> **Material provided**:
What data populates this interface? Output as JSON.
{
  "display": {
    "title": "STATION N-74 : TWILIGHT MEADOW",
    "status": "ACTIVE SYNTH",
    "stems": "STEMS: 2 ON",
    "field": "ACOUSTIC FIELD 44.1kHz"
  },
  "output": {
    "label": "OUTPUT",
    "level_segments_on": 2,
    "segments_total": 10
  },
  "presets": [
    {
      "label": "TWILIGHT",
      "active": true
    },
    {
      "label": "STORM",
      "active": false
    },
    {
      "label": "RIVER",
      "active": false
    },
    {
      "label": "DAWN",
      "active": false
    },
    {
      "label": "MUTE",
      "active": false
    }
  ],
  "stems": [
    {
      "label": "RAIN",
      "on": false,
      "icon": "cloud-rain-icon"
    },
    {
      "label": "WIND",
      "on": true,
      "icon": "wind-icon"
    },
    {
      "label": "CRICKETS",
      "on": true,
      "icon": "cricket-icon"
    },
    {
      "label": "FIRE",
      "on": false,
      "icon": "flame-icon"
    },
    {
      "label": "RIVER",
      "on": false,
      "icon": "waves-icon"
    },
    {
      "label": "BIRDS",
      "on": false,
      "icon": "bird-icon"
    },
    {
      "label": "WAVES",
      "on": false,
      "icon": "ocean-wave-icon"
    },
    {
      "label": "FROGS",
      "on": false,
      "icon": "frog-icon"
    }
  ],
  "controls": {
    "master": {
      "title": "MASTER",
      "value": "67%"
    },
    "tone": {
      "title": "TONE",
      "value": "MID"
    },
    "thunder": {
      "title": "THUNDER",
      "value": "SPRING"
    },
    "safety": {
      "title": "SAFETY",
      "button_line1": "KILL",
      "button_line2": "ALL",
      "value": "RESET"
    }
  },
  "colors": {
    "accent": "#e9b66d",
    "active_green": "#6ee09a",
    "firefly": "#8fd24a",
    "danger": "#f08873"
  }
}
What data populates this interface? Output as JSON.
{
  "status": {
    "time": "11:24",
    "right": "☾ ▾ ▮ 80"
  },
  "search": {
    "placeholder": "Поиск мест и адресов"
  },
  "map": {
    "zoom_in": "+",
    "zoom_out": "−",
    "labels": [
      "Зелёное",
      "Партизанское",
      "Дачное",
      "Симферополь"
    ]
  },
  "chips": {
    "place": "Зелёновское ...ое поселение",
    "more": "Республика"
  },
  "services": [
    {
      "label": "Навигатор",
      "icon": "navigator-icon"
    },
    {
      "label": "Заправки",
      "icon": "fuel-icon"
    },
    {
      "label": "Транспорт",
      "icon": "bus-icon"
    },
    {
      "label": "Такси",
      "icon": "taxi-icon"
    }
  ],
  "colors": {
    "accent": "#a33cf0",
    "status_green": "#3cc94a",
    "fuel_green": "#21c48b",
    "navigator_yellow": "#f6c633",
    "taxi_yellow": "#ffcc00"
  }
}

> **What the exercise asks**:
Show the lines of the records that include the string "TWILIGHT".

> **The output**:
    "title": "STATION N-74 : TWILIGHT MEADOW",
      "label": "TWILIGHT",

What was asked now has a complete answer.